_Problem details:_
Write out the full listing exactly as given, minus the images.

Stored items:
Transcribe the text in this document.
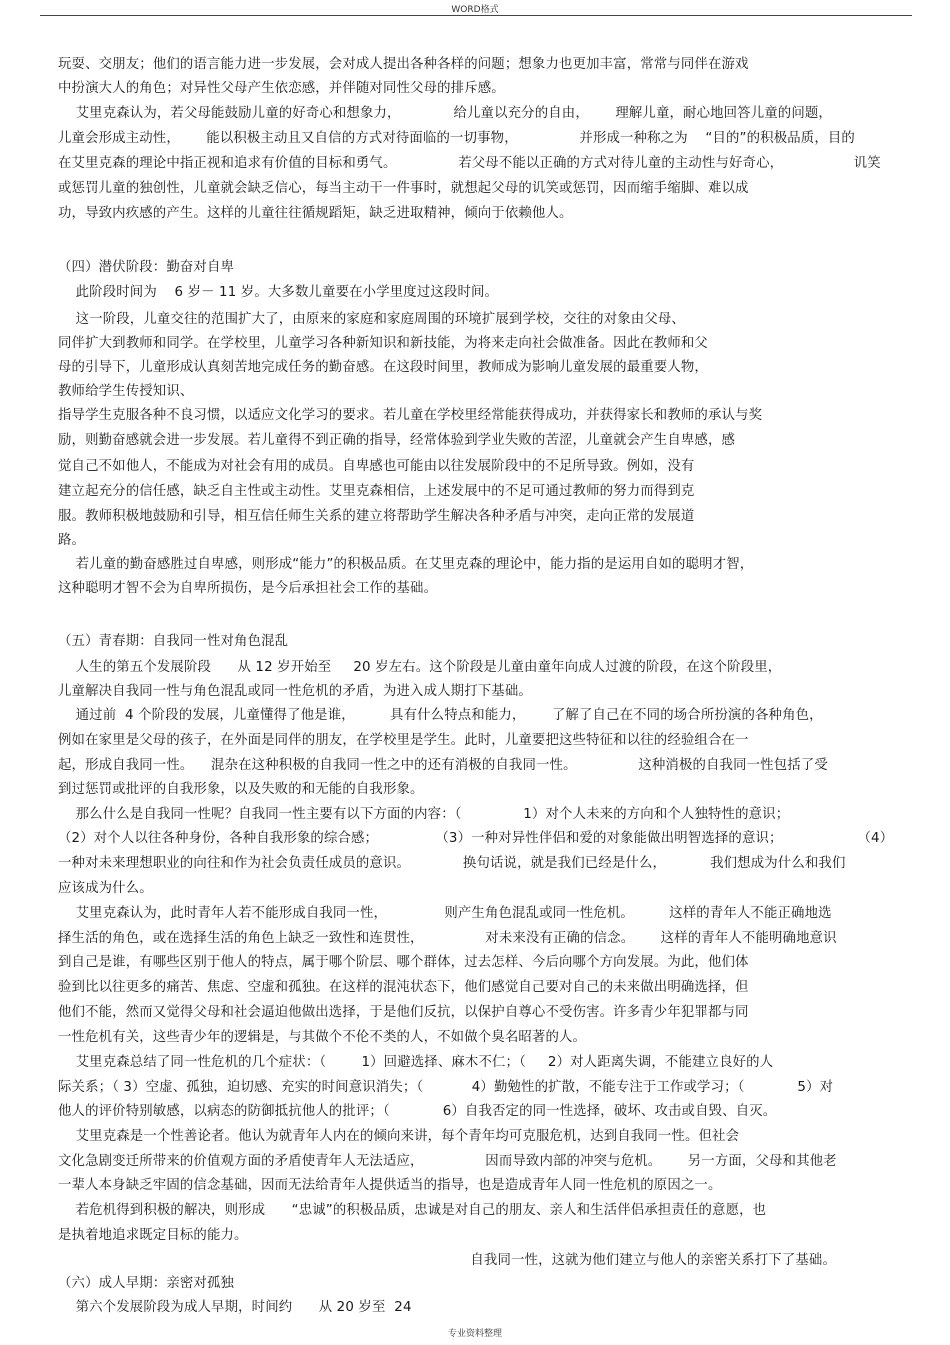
WORD格式
玩耍、交朋友；他们的语言能力进一步发展，会对成人提出各种各样的问题；想象力也更加丰富，常常与同伴在游戏
中扮演大人的角色；对异性父母产生依恋感，并伴随对同性父母的排斥感。
艾里克森认为，若父母能鼓励儿童的好奇心和想象力，            给儿童以充分的自由，      理解儿童，耐心地回答儿童的问题，
儿童会形成主动性，      能以积极主动且又自信的方式对待面临的一切事物，              并形成一种称之为    “目的”的积极品质，目的
在艾里克森的理论中指正视和追求有价值的目标和勇气。              若父母不能以正确的方式对待儿童的主动性与好奇心，                讥笑
或惩罚儿童的独创性，儿童就会缺乏信心，每当主动干一件事时，就想起父母的讥笑或惩罚，因而缩手缩脚、难以成
功，导致内疚感的产生。这样的儿童往往循规蹈矩，缺乏进取精神，倾向于依赖他人。
（四）潜伏阶段：勤奋对自卑
此阶段时间为    6 岁－ 11 岁。大多数儿童要在小学里度过这段时间。
这一阶段，儿童交往的范围扩大了，由原来的家庭和家庭周围的环境扩展到学校，交往的对象由父母、
同伴扩大到教师和同学。在学校里，儿童学习各种新知识和新技能，为将来走向社会做准备。因此在教师和父
母的引导下，儿童形成认真刻苦地完成任务的勤奋感。在这段时间里，教师成为影响儿童发展的最重要人物，
教师给学生传授知识、
指导学生克服各种不良习惯，以适应文化学习的要求。若儿童在学校里经常能获得成功，并获得家长和教师的承认与奖
励，则勤奋感就会进一步发展。若儿童得不到正确的指导，经常体验到学业失败的苦涩，儿童就会产生自卑感，感
觉自己不如他人，不能成为对社会有用的成员。自卑感也可能由以往发展阶段中的不足所导致。例如，没有
建立起充分的信任感，缺乏自主性或主动性。艾里克森相信，上述发展中的不足可通过教师的努力而得到克
服。教师积极地鼓励和引导，相互信任师生关系的建立将帮助学生解决各种矛盾与冲突，走向正常的发展道
路。
若儿童的勤奋感胜过自卑感，则形成“能力”的积极品质。在艾里克森的理论中，能力指的是运用自如的聪明才智，
这种聪明才智不会为自卑所损伤，是今后承担社会工作的基础。
（五）青春期：自我同一性对角色混乱
人生的第五个发展阶段      从 12 岁开始至     20 岁左右。这个阶段是儿童由童年向成人过渡的阶段，在这个阶段里，
儿童解决自我同一性与角色混乱或同一性危机的矛盾，为进入成人期打下基础。
通过前  4 个阶段的发展，儿童懂得了他是谁，        具有什么特点和能力，      了解了自己在不同的场合所扮演的各种角色，
例如在家里是父母的孩子，在外面是同伴的朋友，在学校里是学生。此时，儿童要把这些特征和以往的经验组合在一
起，形成自我同一性。    混杂在这种积极的自我同一性之中的还有消极的自我同一性。              这种消极的自我同一性包括了受
到过惩罚或批评的自我形象，以及失败的和无能的自我形象。
那么什么是自我同一性呢？自我同一性主要有以下方面的内容：（              1）对个人未来的方向和个人独特性的意识；
（2）对个人以往各种身份，各种自我形象的综合感；             （3）一种对异性伴侣和爱的对象能做出明智选择的意识；                 （4）
一种对未来理想职业的向往和作为社会负责任成员的意识。            换句话说，就是我们已经是什么，          我们想成为什么和我们
应该成为什么。
艾里克森认为，此时青年人若不能形成自我同一性，             则产生角色混乱或同一性危机。        这样的青年人不能正确地选
择生活的角色，或在选择生活的角色上缺乏一致性和连贯性，              对未来没有正确的信念。      这样的青年人不能明确地意识
到自己是谁，有哪些区别于他人的特点，属于哪个阶层、哪个群体，过去怎样、今后向哪个方向发展。为此，他们体
验到比以往更多的痛苦、焦虑、空虚和孤独。在这样的混沌状态下，他们感觉自己要对自己的未来做出明确选择，但
他们不能，然而又觉得父母和社会逼迫他做出选择，于是他们反抗，以保护自尊心不受伤害。许多青少年犯罪都与同
一性危机有关，这些青少年的逻辑是，与其做个不伦不类的人，不如做个臭名昭著的人。
艾里克森总结了同一性危机的几个症状：（        1）回避选择、麻木不仁；（     2）对人距离失调，不能建立良好的人
际关系；（ 3）空虚、孤独，迫切感、充实的时间意识消失；（           4）勤勉性的扩散，不能专注于工作或学习；（            5）对
他人的评价特别敏感，以病态的防御抵抗他人的批评；（            6）自我否定的同一性选择，破坏、攻击或自毁、自灭。
艾里克森是一个性善论者。他认为就青年人内在的倾向来讲，每个青年均可克服危机，达到自我同一性。但社会
文化急剧变迁所带来的价值观方面的矛盾使青年人无法适应，              因而导致内部的冲突与危机。      另一方面，父母和其他老
一辈人本身缺乏牢固的信念基础，因而无法给青年人提供适当的指导，也是造成青年人同一性危机的原因之一。
若危机得到积极的解决，则形成      “忠诚”的积极品质，忠诚是对自己的朋友、亲人和生活伴侣承担责任的意愿，也
是执着地追求既定目标的能力。
自我同一性，这就为他们建立与他人的亲密关系打下了基础。
（六）成人早期：亲密对孤独
第六个发展阶段为成人早期，时间约      从 20 岁至  24
专业资料整理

_Task solution:_
Transcribe the text in this document.
WORD格式
玩耍、交朋友；他们的语言能力进一步发展，会对成人提出各种各样的问题；想象力也更加丰富，常常与同伴在游戏
中扮演大人的角色；对异性父母产生依恋感，并伴随对同性父母的排斥感。
艾里克森认为，若父母能鼓励儿童的好奇心和想象力，            给儿童以充分的自由，      理解儿童，耐心地回答儿童的问题，
儿童会形成主动性，      能以积极主动且又自信的方式对待面临的一切事物，              并形成一种称之为    “目的”的积极品质，目的
在艾里克森的理论中指正视和追求有价值的目标和勇气。              若父母不能以正确的方式对待儿童的主动性与好奇心，                讥笑
或惩罚儿童的独创性，儿童就会缺乏信心，每当主动干一件事时，就想起父母的讥笑或惩罚，因而缩手缩脚、难以成
功，导致内疚感的产生。这样的儿童往往循规蹈矩，缺乏进取精神，倾向于依赖他人。
（四）潜伏阶段：勤奋对自卑
此阶段时间为    6 岁－ 11 岁。大多数儿童要在小学里度过这段时间。
这一阶段，儿童交往的范围扩大了，由原来的家庭和家庭周围的环境扩展到学校，交往的对象由父母、
同伴扩大到教师和同学。在学校里，儿童学习各种新知识和新技能，为将来走向社会做准备。因此在教师和父
母的引导下，儿童形成认真刻苦地完成任务的勤奋感。在这段时间里，教师成为影响儿童发展的最重要人物，
教师给学生传授知识、
指导学生克服各种不良习惯，以适应文化学习的要求。若儿童在学校里经常能获得成功，并获得家长和教师的承认与奖
励，则勤奋感就会进一步发展。若儿童得不到正确的指导，经常体验到学业失败的苦涩，儿童就会产生自卑感，感
觉自己不如他人，不能成为对社会有用的成员。自卑感也可能由以往发展阶段中的不足所导致。例如，没有
建立起充分的信任感，缺乏自主性或主动性。艾里克森相信，上述发展中的不足可通过教师的努力而得到克
服。教师积极地鼓励和引导，相互信任师生关系的建立将帮助学生解决各种矛盾与冲突，走向正常的发展道
路。
若儿童的勤奋感胜过自卑感，则形成“能力”的积极品质。在艾里克森的理论中，能力指的是运用自如的聪明才智，
这种聪明才智不会为自卑所损伤，是今后承担社会工作的基础。
（五）青春期：自我同一性对角色混乱
人生的第五个发展阶段      从 12 岁开始至     20 岁左右。这个阶段是儿童由童年向成人过渡的阶段，在这个阶段里，
儿童解决自我同一性与角色混乱或同一性危机的矛盾，为进入成人期打下基础。
通过前  4 个阶段的发展，儿童懂得了他是谁，        具有什么特点和能力，      了解了自己在不同的场合所扮演的各种角色，
例如在家里是父母的孩子，在外面是同伴的朋友，在学校里是学生。此时，儿童要把这些特征和以往的经验组合在一
起，形成自我同一性。    混杂在这种积极的自我同一性之中的还有消极的自我同一性。              这种消极的自我同一性包括了受
到过惩罚或批评的自我形象，以及失败的和无能的自我形象。
那么什么是自我同一性呢？自我同一性主要有以下方面的内容：（              1）对个人未来的方向和个人独特性的意识；
（2）对个人以往各种身份，各种自我形象的综合感；             （3）一种对异性伴侣和爱的对象能做出明智选择的意识；                 （4）
一种对未来理想职业的向往和作为社会负责任成员的意识。            换句话说，就是我们已经是什么，          我们想成为什么和我们
应该成为什么。
艾里克森认为，此时青年人若不能形成自我同一性，             则产生角色混乱或同一性危机。        这样的青年人不能正确地选
择生活的角色，或在选择生活的角色上缺乏一致性和连贯性，              对未来没有正确的信念。      这样的青年人不能明确地意识
到自己是谁，有哪些区别于他人的特点，属于哪个阶层、哪个群体，过去怎样、今后向哪个方向发展。为此，他们体
验到比以往更多的痛苦、焦虑、空虚和孤独。在这样的混沌状态下，他们感觉自己要对自己的未来做出明确选择，但
他们不能，然而又觉得父母和社会逼迫他做出选择，于是他们反抗，以保护自尊心不受伤害。许多青少年犯罪都与同
一性危机有关，这些青少年的逻辑是，与其做个不伦不类的人，不如做个臭名昭著的人。
艾里克森总结了同一性危机的几个症状：（        1）回避选择、麻木不仁；（     2）对人距离失调，不能建立良好的人
际关系；（ 3）空虚、孤独，迫切感、充实的时间意识消失；（           4）勤勉性的扩散，不能专注于工作或学习；（            5）对
他人的评价特别敏感，以病态的防御抵抗他人的批评；（            6）自我否定的同一性选择，破坏、攻击或自毁、自灭。
艾里克森是一个性善论者。他认为就青年人内在的倾向来讲，每个青年均可克服危机，达到自我同一性。但社会
文化急剧变迁所带来的价值观方面的矛盾使青年人无法适应，              因而导致内部的冲突与危机。      另一方面，父母和其他老
一辈人本身缺乏牢固的信念基础，因而无法给青年人提供适当的指导，也是造成青年人同一性危机的原因之一。
若危机得到积极的解决，则形成      “忠诚”的积极品质，忠诚是对自己的朋友、亲人和生活伴侣承担责任的意愿，也
是执着地追求既定目标的能力。
自我同一性，这就为他们建立与他人的亲密关系打下了基础。
（六）成人早期：亲密对孤独
第六个发展阶段为成人早期，时间约      从 20 岁至  24
专业资料整理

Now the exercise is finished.